--- Start ---
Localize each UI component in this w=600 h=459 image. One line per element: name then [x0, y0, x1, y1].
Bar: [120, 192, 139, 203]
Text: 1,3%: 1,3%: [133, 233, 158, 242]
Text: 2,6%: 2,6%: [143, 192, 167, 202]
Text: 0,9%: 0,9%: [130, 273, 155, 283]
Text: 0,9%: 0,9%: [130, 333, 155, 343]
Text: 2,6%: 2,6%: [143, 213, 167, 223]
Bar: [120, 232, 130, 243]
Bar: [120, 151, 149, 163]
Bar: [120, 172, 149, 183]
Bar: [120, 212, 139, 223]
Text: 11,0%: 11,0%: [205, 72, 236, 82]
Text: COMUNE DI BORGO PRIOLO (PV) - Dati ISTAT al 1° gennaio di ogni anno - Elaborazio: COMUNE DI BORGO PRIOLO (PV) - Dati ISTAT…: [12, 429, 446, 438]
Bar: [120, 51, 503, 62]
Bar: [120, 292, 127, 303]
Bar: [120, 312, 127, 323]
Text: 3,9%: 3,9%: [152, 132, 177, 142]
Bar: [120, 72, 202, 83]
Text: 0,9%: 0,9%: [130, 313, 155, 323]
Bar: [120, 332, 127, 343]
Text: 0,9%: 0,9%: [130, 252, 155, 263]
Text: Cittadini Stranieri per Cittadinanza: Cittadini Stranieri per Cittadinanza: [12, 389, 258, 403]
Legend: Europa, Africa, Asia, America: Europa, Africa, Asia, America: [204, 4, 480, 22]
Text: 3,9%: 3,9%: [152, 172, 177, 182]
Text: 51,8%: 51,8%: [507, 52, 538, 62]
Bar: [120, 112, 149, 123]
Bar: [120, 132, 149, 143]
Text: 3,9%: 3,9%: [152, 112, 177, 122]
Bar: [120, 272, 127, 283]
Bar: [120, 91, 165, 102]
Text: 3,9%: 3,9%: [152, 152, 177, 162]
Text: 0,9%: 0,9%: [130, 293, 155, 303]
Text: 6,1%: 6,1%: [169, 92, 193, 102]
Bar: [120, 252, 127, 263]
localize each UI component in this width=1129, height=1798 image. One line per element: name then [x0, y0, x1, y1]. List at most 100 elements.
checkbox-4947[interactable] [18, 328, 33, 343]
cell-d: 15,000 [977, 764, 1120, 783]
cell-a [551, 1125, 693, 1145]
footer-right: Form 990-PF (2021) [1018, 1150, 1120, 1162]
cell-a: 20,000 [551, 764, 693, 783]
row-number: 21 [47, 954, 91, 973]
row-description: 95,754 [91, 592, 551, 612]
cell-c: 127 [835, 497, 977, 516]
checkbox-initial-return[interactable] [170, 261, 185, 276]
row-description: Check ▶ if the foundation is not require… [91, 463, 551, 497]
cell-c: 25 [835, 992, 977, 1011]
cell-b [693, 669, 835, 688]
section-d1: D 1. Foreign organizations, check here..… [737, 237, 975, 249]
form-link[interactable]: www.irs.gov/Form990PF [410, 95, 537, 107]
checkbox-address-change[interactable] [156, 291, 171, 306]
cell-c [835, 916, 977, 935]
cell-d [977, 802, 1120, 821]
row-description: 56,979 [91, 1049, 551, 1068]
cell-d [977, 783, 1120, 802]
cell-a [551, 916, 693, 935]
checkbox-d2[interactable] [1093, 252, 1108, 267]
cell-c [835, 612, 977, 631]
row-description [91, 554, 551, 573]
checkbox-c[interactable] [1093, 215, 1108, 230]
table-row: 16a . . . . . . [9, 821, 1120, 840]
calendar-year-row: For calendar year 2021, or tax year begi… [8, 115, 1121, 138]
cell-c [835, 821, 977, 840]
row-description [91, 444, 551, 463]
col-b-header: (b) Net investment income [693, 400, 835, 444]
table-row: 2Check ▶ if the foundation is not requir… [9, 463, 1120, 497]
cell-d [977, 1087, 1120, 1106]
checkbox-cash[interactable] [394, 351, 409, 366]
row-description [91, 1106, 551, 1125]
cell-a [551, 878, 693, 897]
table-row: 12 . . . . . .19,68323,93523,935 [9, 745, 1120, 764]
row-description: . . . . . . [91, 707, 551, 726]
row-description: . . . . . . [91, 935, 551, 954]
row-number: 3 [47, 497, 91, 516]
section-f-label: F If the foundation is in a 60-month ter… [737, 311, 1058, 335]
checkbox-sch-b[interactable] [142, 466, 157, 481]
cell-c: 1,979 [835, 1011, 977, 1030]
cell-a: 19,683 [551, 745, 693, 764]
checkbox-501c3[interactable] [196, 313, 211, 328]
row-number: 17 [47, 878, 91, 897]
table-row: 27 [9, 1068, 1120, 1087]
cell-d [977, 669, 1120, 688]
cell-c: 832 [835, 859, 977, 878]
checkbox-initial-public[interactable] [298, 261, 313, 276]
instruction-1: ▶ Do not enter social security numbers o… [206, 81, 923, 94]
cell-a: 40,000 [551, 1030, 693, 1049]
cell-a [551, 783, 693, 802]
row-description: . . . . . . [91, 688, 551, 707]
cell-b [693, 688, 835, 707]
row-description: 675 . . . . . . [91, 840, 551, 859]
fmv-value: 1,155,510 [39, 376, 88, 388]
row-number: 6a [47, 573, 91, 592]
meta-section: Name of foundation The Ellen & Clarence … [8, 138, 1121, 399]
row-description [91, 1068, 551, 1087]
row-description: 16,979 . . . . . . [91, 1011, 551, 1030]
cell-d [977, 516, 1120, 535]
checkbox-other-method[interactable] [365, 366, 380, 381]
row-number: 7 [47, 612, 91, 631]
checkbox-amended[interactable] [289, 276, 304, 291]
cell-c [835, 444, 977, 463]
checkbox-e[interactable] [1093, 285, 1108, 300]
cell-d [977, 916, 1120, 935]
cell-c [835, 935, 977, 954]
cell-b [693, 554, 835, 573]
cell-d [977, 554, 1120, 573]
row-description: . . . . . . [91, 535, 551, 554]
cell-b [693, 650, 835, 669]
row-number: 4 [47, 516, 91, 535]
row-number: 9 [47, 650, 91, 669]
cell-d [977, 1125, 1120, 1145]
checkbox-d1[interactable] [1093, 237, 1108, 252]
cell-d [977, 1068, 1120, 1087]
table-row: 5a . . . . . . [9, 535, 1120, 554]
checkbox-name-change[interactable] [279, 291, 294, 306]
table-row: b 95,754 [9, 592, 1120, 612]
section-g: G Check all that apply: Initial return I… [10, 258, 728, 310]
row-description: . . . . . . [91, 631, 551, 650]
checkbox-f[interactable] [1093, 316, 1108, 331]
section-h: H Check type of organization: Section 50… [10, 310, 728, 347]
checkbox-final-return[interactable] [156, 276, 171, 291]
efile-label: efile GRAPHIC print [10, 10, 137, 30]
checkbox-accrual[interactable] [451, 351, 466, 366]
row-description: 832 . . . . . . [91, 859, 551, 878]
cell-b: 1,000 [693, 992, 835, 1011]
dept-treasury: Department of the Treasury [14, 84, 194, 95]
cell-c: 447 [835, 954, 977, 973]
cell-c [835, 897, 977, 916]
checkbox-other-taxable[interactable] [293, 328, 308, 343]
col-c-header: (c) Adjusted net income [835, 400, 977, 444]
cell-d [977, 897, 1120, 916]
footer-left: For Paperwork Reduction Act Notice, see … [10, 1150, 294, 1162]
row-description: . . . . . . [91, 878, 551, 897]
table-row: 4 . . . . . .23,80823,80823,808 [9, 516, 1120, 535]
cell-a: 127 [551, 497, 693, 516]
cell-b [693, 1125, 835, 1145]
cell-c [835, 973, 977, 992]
--- End ---
** What is being asked **
Copy out every line of the data above verbatim, with no changes.

** Output of the exercise **
Localize each UI component in this w=600 h=459 image. One line per element: name then [x0, y0, x1, y1].
Bar: [120, 192, 139, 203]
Text: 1,3%: 1,3%: [133, 233, 158, 242]
Text: 2,6%: 2,6%: [143, 192, 167, 202]
Text: 0,9%: 0,9%: [130, 273, 155, 283]
Text: 0,9%: 0,9%: [130, 333, 155, 343]
Text: 2,6%: 2,6%: [143, 213, 167, 223]
Bar: [120, 232, 130, 243]
Bar: [120, 151, 149, 163]
Bar: [120, 172, 149, 183]
Bar: [120, 212, 139, 223]
Text: 11,0%: 11,0%: [205, 72, 236, 82]
Text: COMUNE DI BORGO PRIOLO (PV) - Dati ISTAT al 1° gennaio di ogni anno - Elaborazio: COMUNE DI BORGO PRIOLO (PV) - Dati ISTAT…: [12, 429, 446, 438]
Bar: [120, 51, 503, 62]
Bar: [120, 292, 127, 303]
Bar: [120, 312, 127, 323]
Text: 3,9%: 3,9%: [152, 132, 177, 142]
Bar: [120, 72, 202, 83]
Text: 0,9%: 0,9%: [130, 313, 155, 323]
Bar: [120, 332, 127, 343]
Text: 0,9%: 0,9%: [130, 252, 155, 263]
Text: Cittadini Stranieri per Cittadinanza: Cittadini Stranieri per Cittadinanza: [12, 389, 258, 403]
Legend: Europa, Africa, Asia, America: Europa, Africa, Asia, America: [204, 4, 480, 22]
Text: 3,9%: 3,9%: [152, 172, 177, 182]
Text: 51,8%: 51,8%: [507, 52, 538, 62]
Bar: [120, 112, 149, 123]
Bar: [120, 132, 149, 143]
Text: 3,9%: 3,9%: [152, 112, 177, 122]
Bar: [120, 272, 127, 283]
Bar: [120, 91, 165, 102]
Text: 3,9%: 3,9%: [152, 152, 177, 162]
Text: 0,9%: 0,9%: [130, 293, 155, 303]
Text: 6,1%: 6,1%: [169, 92, 193, 102]
Bar: [120, 252, 127, 263]
localize each UI component in this width=1129, height=1798 image. One line per element: name then [x0, y0, x1, y1]. List at most 100 elements.
checkbox-4947[interactable] [18, 328, 33, 343]
cell-d: 15,000 [977, 764, 1120, 783]
cell-a [551, 1125, 693, 1145]
footer-right: Form 990-PF (2021) [1018, 1150, 1120, 1162]
cell-a: 20,000 [551, 764, 693, 783]
row-number: 21 [47, 954, 91, 973]
row-description: 95,754 [91, 592, 551, 612]
cell-c: 127 [835, 497, 977, 516]
checkbox-initial-return[interactable] [170, 261, 185, 276]
row-description: Check ▶ if the foundation is not require… [91, 463, 551, 497]
cell-c: 25 [835, 992, 977, 1011]
cell-b [693, 669, 835, 688]
section-d1: D 1. Foreign organizations, check here..… [737, 237, 975, 249]
form-link[interactable]: www.irs.gov/Form990PF [410, 95, 537, 107]
checkbox-address-change[interactable] [156, 291, 171, 306]
cell-c [835, 916, 977, 935]
cell-d [977, 802, 1120, 821]
row-description: 56,979 [91, 1049, 551, 1068]
cell-d [977, 783, 1120, 802]
cell-a [551, 916, 693, 935]
checkbox-d2[interactable] [1093, 252, 1108, 267]
cell-c [835, 612, 977, 631]
row-description [91, 554, 551, 573]
checkbox-c[interactable] [1093, 215, 1108, 230]
table-row: 16a . . . . . . [9, 821, 1120, 840]
calendar-year-row: For calendar year 2021, or tax year begi… [8, 115, 1121, 138]
cell-c [835, 821, 977, 840]
row-description [91, 444, 551, 463]
col-b-header: (b) Net investment income [693, 400, 835, 444]
table-row: 2Check ▶ if the foundation is not requir… [9, 463, 1120, 497]
cell-d [977, 1087, 1120, 1106]
checkbox-cash[interactable] [394, 351, 409, 366]
row-description [91, 1106, 551, 1125]
cell-a [551, 878, 693, 897]
table-row: 12 . . . . . .19,68323,93523,935 [9, 745, 1120, 764]
row-description: . . . . . . [91, 707, 551, 726]
row-description: . . . . . . [91, 935, 551, 954]
row-number: 3 [47, 497, 91, 516]
section-f-label: F If the foundation is in a 60-month ter… [737, 311, 1058, 335]
checkbox-sch-b[interactable] [142, 466, 157, 481]
cell-c: 1,979 [835, 1011, 977, 1030]
cell-a: 19,683 [551, 745, 693, 764]
checkbox-501c3[interactable] [196, 313, 211, 328]
row-number: 17 [47, 878, 91, 897]
table-row: 27 [9, 1068, 1120, 1087]
cell-d [977, 669, 1120, 688]
cell-c: 832 [835, 859, 977, 878]
checkbox-initial-public[interactable] [298, 261, 313, 276]
instruction-1: ▶ Do not enter social security numbers o… [206, 81, 923, 94]
cell-a: 40,000 [551, 1030, 693, 1049]
cell-a [551, 783, 693, 802]
row-description: . . . . . . [91, 688, 551, 707]
cell-b [693, 688, 835, 707]
row-description: 675 . . . . . . [91, 840, 551, 859]
fmv-value: 1,155,510 [39, 376, 88, 388]
row-number: 6a [47, 573, 91, 592]
meta-section: Name of foundation The Ellen & Clarence … [8, 138, 1121, 399]
row-description [91, 1068, 551, 1087]
row-description: 16,979 . . . . . . [91, 1011, 551, 1030]
cell-d [977, 516, 1120, 535]
checkbox-other-method[interactable] [365, 366, 380, 381]
row-number: 7 [47, 612, 91, 631]
checkbox-amended[interactable] [289, 276, 304, 291]
cell-c [835, 444, 977, 463]
checkbox-e[interactable] [1093, 285, 1108, 300]
cell-d [977, 916, 1120, 935]
cell-c [835, 935, 977, 954]
cell-b [693, 554, 835, 573]
cell-d [977, 554, 1120, 573]
row-description: . . . . . . [91, 535, 551, 554]
cell-b [693, 650, 835, 669]
row-number: 4 [47, 516, 91, 535]
row-number: 9 [47, 650, 91, 669]
cell-d [977, 1125, 1120, 1145]
checkbox-d1[interactable] [1093, 237, 1108, 252]
cell-d [977, 1068, 1120, 1087]
table-row: 5a . . . . . . [9, 535, 1120, 554]
checkbox-name-change[interactable] [279, 291, 294, 306]
table-row: b 95,754 [9, 592, 1120, 612]
section-g: G Check all that apply: Initial return I… [10, 258, 728, 310]
row-description: . . . . . . [91, 631, 551, 650]
checkbox-f[interactable] [1093, 316, 1108, 331]
section-h: H Check type of organization: Section 50… [10, 310, 728, 347]
checkbox-final-return[interactable] [156, 276, 171, 291]
efile-label: efile GRAPHIC print [10, 10, 137, 30]
checkbox-accrual[interactable] [451, 351, 466, 366]
row-description: 832 . . . . . . [91, 859, 551, 878]
cell-b: 1,000 [693, 992, 835, 1011]
dept-treasury: Department of the Treasury [14, 84, 194, 95]
cell-c: 447 [835, 954, 977, 973]
cell-c [835, 897, 977, 916]
checkbox-other-taxable[interactable] [293, 328, 308, 343]
col-c-header: (c) Adjusted net income [835, 400, 977, 444]
cell-d [977, 897, 1120, 916]
footer-left: For Paperwork Reduction Act Notice, see … [10, 1150, 294, 1162]
row-description: . . . . . . [91, 878, 551, 897]
table-row: 4 . . . . . .23,80823,80823,808 [9, 516, 1120, 535]
cell-a: 127 [551, 497, 693, 516]
cell-b [693, 1125, 835, 1145]
cell-c [835, 973, 977, 992]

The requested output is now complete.